# start of Given information

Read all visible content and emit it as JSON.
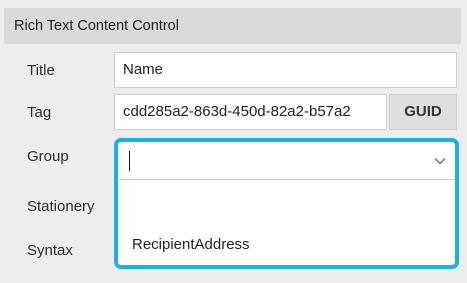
{
  "panel": {
    "header_title": "Rich Text Content Control"
  },
  "fields": {
    "title_label": "Title",
    "title_value": "Name",
    "tag_label": "Tag",
    "tag_value": "cdd285a2-863d-450d-82a2-b57a2",
    "guid_button": "GUID",
    "group_label": "Group",
    "group_value": "",
    "stationery_label": "Stationery",
    "syntax_label": "Syntax"
  },
  "group_dropdown": {
    "options": [
      "",
      "RecipientAddress"
    ]
  },
  "colors": {
    "focus_border": "#1ab1e6",
    "panel_bg": "#ededed",
    "header_bg": "#d9d9d9"
  }
}
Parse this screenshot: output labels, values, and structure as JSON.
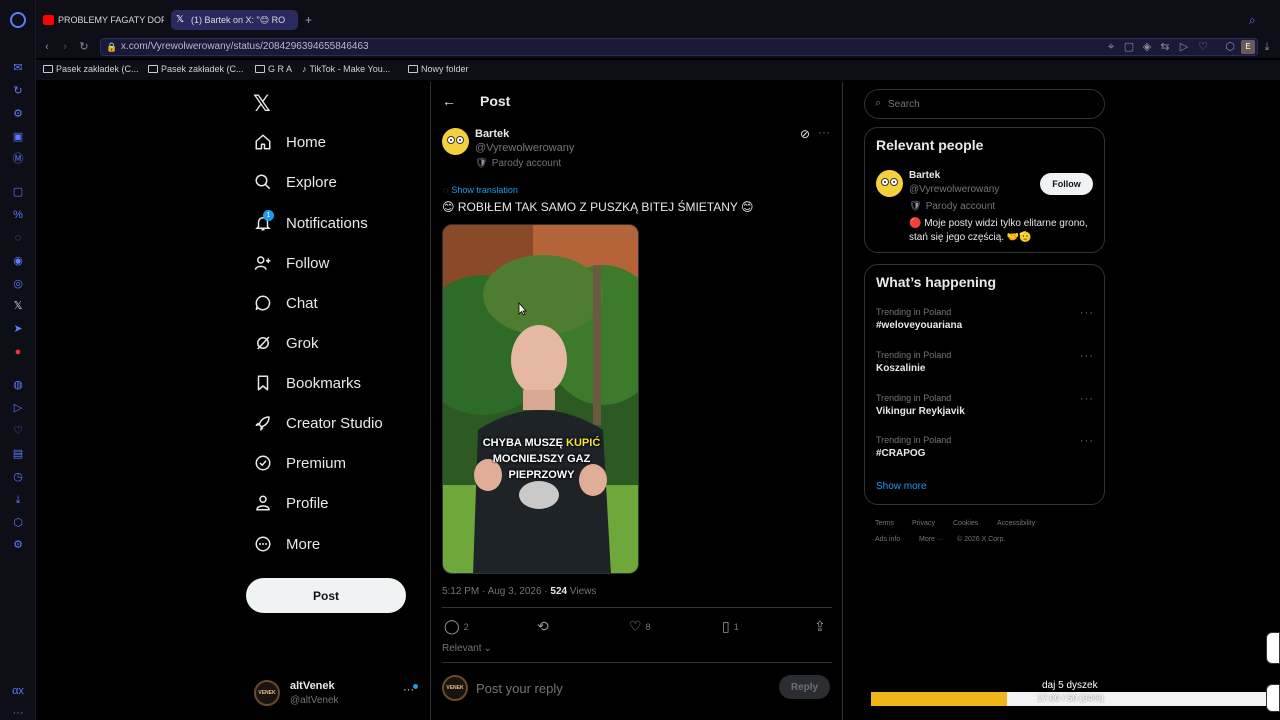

# end of Given information

■ **The task**:
Return all of the entries exactly as written, but drop any pictures they hold.

■ **Exercise result**:
Read all visible content and emit it as JSON.
{
  "panel": {
    "header_title": "Rich Text Content Control"
  },
  "fields": {
    "title_label": "Title",
    "title_value": "Name",
    "tag_label": "Tag",
    "tag_value": "cdd285a2-863d-450d-82a2-b57a2",
    "guid_button": "GUID",
    "group_label": "Group",
    "group_value": "",
    "stationery_label": "Stationery",
    "syntax_label": "Syntax"
  },
  "group_dropdown": {
    "options": [
      "",
      "RecipientAddress"
    ]
  },
  "colors": {
    "focus_border": "#1ab1e6",
    "panel_bg": "#ededed",
    "header_bg": "#d9d9d9"
  }
}
Parse this screenshot: output labels, values, and structure as JSON.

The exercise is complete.